In the past I’ve done quite a bit of work around VMware’s vSphere Metro Storage Cluster (vMSC so I don’t have to write it out constantly, it's hard enough to say!), even before it had a name and was officially supported. It’s a great solution where high availability becomes the defacto replacement for what most organisations do for disaster recovery. One of the big limitations however is that it’s restricted to 2 sites, which means for best practice protection you still need a 3rd site for disaster recovery. Adding cold (or even warm) disaster recovery to a traditional vMSC just adds more complications, restrictions and overheads. I’m not going to spend too much time highlighting the problems with “other” solutions, more spend some time showing how Hedvig handles vMSC and reference the VMware paper
I break down the main concepts of VMware vSphere Storage Cluster in this 12-minute whiteboard video
To get into things a bit deeper, I must first mention there are some critical criteria from VMware which are relevant to the storage infrastructure and need to be met before VMware will even consider the solution as workable. In reality there is a little flexibility on what technically works, but please stick to the VMware guidelines (page 4 from the VMware paper):
- Storage connectivity using Fibre Channel, iSCSI, NFS, and FCoE is supported.
- The maximum supported network latency between sites for the VMware ESXi management networks is 10ms round-trip time (RTT).
- vSphere vMotion, and vSphere Storage vMotion, supports a maximum of 150ms latency as of vSphere 6.0, but this is not intended for stretched clustering usage.
- The maximum supported latency for synchronous storage replication links is 10ms RTT. Refer to documentation from the storage vendor because the maximum tolerated latency is lower in most cases. The most commonly supported maximum RTT is 5ms.
- The ESXi vSphere vMotion network has a redundant network link minimum of 250Mbps.
The key point on vMSC according to the VMware paper “A vSphere Metro Storage Cluster requires what is in effect a single storage subsystem that spans both sites.”. So this is an easy one to address with Hedvig, we are a single cluster with a single storage construct that can span multiple locations (either/both rack and data centre). Data is replicated against the given policy (an example relevant to vMSC might be 2 copies in the local data centre and 2 copies to the remote data centre).
The next key point in VMware paper is “The storage subsystem for a vMSC must be able to be read from and write to both locations simultaneously.”, so how does Hedvig handle this? Turns out very well.

A sequence of records
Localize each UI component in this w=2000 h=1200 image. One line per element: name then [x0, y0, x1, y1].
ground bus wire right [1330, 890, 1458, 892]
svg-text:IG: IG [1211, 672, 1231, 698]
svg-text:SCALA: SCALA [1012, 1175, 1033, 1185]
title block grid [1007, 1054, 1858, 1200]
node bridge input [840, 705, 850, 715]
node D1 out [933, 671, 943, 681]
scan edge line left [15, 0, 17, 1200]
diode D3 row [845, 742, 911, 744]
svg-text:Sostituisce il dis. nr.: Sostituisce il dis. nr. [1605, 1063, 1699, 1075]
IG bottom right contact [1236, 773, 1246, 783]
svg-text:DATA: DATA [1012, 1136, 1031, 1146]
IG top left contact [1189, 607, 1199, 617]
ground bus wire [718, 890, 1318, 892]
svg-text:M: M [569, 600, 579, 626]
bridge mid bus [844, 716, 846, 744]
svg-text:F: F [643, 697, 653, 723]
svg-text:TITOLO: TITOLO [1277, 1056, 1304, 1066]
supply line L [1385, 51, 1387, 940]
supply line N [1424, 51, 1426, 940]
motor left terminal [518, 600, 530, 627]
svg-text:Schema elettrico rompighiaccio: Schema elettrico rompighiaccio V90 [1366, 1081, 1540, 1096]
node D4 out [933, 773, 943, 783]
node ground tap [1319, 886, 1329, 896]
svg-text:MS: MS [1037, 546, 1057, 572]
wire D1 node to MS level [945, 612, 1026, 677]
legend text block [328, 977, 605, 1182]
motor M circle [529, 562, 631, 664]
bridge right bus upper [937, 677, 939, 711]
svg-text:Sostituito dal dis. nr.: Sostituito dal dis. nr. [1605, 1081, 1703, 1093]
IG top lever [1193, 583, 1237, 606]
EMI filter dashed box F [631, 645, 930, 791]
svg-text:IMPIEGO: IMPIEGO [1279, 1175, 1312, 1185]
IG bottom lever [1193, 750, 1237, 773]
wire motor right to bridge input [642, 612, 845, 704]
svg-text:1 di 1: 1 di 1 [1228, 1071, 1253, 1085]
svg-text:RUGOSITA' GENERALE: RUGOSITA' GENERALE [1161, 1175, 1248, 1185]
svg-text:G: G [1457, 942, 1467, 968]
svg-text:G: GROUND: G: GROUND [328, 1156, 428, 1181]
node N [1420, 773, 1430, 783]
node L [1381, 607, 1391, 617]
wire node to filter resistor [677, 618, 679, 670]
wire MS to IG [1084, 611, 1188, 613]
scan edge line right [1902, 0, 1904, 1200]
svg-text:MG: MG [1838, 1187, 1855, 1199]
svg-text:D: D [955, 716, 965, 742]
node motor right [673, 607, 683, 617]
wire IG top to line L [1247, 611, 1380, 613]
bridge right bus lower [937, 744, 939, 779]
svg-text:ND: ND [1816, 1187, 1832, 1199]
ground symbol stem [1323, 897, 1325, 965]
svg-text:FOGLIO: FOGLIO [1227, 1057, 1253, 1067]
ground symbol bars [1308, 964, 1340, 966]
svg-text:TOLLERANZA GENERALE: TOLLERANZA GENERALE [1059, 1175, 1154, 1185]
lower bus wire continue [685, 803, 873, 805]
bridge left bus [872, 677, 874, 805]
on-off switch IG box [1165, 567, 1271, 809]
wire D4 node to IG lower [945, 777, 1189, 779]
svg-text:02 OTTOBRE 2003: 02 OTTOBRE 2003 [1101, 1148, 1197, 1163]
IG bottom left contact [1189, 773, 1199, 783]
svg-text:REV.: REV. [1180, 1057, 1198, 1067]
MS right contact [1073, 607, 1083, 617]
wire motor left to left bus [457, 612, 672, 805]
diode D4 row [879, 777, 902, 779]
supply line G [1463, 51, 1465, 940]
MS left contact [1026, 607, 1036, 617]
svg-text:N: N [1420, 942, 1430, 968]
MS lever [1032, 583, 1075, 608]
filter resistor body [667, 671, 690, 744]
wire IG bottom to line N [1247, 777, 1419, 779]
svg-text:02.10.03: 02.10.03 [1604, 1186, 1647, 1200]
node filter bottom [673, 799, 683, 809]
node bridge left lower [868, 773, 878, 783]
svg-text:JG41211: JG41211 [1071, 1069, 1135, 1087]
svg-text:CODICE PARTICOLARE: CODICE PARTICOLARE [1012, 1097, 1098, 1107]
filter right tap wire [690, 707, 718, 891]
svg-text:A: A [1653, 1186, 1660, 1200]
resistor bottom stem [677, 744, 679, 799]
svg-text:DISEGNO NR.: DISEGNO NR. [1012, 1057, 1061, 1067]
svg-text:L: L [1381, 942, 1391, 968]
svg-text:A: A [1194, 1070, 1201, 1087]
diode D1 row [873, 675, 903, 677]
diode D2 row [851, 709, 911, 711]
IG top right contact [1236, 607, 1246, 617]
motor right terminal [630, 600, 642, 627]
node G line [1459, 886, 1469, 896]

WHAT THIS TASK INVOLVES
Swap "copies" for "replicas" as you reproduce the vMSC article starting at "The key point" and ending at "remote data centre).". Rely only on the vMSC article for what comes next.

WRITTEN RESPONSE
The key point on vMSC according to the VMware paper “A vSphere Metro Storage Cluster requires what is in effect a single storage subsystem that spans both sites.”. So this is an easy one to address with Hedvig, we are a single cluster with a single storage construct that can span multiple locations (either/both rack and data centre). Data is replicated against the given policy (an example relevant to vMSC might be 2 replicas in the local data centre and 2 replicas to the remote data centre).